All of the records listed below should be retyped exactly.

---- RECORDS FOR THE TASK

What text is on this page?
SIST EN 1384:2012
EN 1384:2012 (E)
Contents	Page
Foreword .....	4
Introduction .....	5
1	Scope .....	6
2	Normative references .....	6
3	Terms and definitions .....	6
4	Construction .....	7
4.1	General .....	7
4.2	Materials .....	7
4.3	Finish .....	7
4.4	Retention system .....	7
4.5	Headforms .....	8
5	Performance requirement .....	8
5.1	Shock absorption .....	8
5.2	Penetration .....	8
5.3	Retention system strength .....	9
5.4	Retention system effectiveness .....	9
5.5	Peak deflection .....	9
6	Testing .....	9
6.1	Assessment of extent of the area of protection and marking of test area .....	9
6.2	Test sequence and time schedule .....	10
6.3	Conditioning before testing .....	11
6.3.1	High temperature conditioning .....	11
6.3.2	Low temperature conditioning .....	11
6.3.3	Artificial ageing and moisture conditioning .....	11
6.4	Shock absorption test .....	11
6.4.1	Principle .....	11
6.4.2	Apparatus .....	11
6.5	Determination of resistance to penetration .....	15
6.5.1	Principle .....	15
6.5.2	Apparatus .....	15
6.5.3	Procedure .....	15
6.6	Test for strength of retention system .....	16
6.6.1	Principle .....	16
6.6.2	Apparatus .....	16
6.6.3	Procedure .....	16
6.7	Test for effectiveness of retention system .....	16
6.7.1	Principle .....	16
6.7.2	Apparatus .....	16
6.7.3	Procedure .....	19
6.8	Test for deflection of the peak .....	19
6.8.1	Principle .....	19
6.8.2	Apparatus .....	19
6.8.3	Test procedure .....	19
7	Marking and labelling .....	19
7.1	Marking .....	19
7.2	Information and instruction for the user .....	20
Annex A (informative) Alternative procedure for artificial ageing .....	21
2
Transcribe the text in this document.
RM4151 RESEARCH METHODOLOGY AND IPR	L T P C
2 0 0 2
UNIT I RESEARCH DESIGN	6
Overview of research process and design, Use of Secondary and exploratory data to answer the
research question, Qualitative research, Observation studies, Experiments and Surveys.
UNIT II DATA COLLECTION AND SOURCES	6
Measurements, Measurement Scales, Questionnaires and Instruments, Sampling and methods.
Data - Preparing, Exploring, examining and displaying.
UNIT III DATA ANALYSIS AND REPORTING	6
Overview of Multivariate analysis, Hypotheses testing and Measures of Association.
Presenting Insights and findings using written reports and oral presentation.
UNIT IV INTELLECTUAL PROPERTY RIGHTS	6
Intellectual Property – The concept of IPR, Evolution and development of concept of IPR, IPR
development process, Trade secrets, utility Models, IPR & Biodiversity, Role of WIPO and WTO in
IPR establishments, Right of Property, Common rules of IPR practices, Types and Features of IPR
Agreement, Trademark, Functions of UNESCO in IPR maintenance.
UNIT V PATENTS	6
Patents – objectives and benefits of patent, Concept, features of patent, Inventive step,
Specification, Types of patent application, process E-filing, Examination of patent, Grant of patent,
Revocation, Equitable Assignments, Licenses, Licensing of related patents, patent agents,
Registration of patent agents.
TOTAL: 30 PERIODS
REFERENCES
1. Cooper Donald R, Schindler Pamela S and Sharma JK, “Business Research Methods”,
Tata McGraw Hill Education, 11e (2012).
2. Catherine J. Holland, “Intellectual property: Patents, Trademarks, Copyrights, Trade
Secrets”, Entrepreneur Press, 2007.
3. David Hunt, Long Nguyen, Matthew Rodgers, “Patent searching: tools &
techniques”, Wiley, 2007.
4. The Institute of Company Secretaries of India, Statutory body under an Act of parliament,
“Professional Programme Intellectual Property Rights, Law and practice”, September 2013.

--------

EXPECTED ANSWER:
What text is on this page?
SIST EN 1384:2012
EN 1384:2012 (E)
Contents	Page
Foreword .....	4
Introduction .....	5
1	Scope .....	6
2	Normative references .....	6
3	Terms and definitions .....	6
4	Construction .....	7
4.1	General .....	7
4.2	Materials .....	7
4.3	Finish .....	7
4.4	Retention system .....	7
4.5	Headforms .....	8
5	Performance requirement .....	8
5.1	Shock absorption .....	8
5.2	Penetration .....	8
5.3	Retention system strength .....	9
5.4	Retention system effectiveness .....	9
5.5	Peak deflection .....	9
6	Testing .....	9
6.1	Assessment of extent of the area of protection and marking of test area .....	9
6.2	Test sequence and time schedule .....	10
6.3	Conditioning before testing .....	11
6.3.1	High temperature conditioning .....	11
6.3.2	Low temperature conditioning .....	11
6.3.3	Artificial ageing and moisture conditioning .....	11
6.4	Shock absorption test .....	11
6.4.1	Principle .....	11
6.4.2	Apparatus .....	11
6.5	Determination of resistance to penetration .....	15
6.5.1	Principle .....	15
6.5.2	Apparatus .....	15
6.5.3	Procedure .....	15
6.6	Test for strength of retention system .....	16
6.6.1	Principle .....	16
6.6.2	Apparatus .....	16
6.6.3	Procedure .....	16
6.7	Test for effectiveness of retention system .....	16
6.7.1	Principle .....	16
6.7.2	Apparatus .....	16
6.7.3	Procedure .....	19
6.8	Test for deflection of the peak .....	19
6.8.1	Principle .....	19
6.8.2	Apparatus .....	19
6.8.3	Test procedure .....	19
7	Marking and labelling .....	19
7.1	Marking .....	19
7.2	Information and instruction for the user .....	20
Annex A (informative) Alternative procedure for artificial ageing .....	21
2
Transcribe the text in this document.
RM4151 RESEARCH METHODOLOGY AND IPR	L T P C
2 0 0 2
UNIT I RESEARCH DESIGN	6
Overview of research process and design, Use of Secondary and exploratory data to answer the
research question, Qualitative research, Observation studies, Experiments and Surveys.
UNIT II DATA COLLECTION AND SOURCES	6
Measurements, Measurement Scales, Questionnaires and Instruments, Sampling and methods.
Data - Preparing, Exploring, examining and displaying.
UNIT III DATA ANALYSIS AND REPORTING	6
Overview of Multivariate analysis, Hypotheses testing and Measures of Association.
Presenting Insights and findings using written reports and oral presentation.
UNIT IV INTELLECTUAL PROPERTY RIGHTS	6
Intellectual Property – The concept of IPR, Evolution and development of concept of IPR, IPR
development process, Trade secrets, utility Models, IPR & Biodiversity, Role of WIPO and WTO in
IPR establishments, Right of Property, Common rules of IPR practices, Types and Features of IPR
Agreement, Trademark, Functions of UNESCO in IPR maintenance.
UNIT V PATENTS	6
Patents – objectives and benefits of patent, Concept, features of patent, Inventive step,
Specification, Types of patent application, process E-filing, Examination of patent, Grant of patent,
Revocation, Equitable Assignments, Licenses, Licensing of related patents, patent agents,
Registration of patent agents.
TOTAL: 30 PERIODS
REFERENCES
1. Cooper Donald R, Schindler Pamela S and Sharma JK, “Business Research Methods”,
Tata McGraw Hill Education, 11e (2012).
2. Catherine J. Holland, “Intellectual property: Patents, Trademarks, Copyrights, Trade
Secrets”, Entrepreneur Press, 2007.
3. David Hunt, Long Nguyen, Matthew Rodgers, “Patent searching: tools &
techniques”, Wiley, 2007.
4. The Institute of Company Secretaries of India, Statutory body under an Act of parliament,
“Professional Programme Intellectual Property Rights, Law and practice”, September 2013.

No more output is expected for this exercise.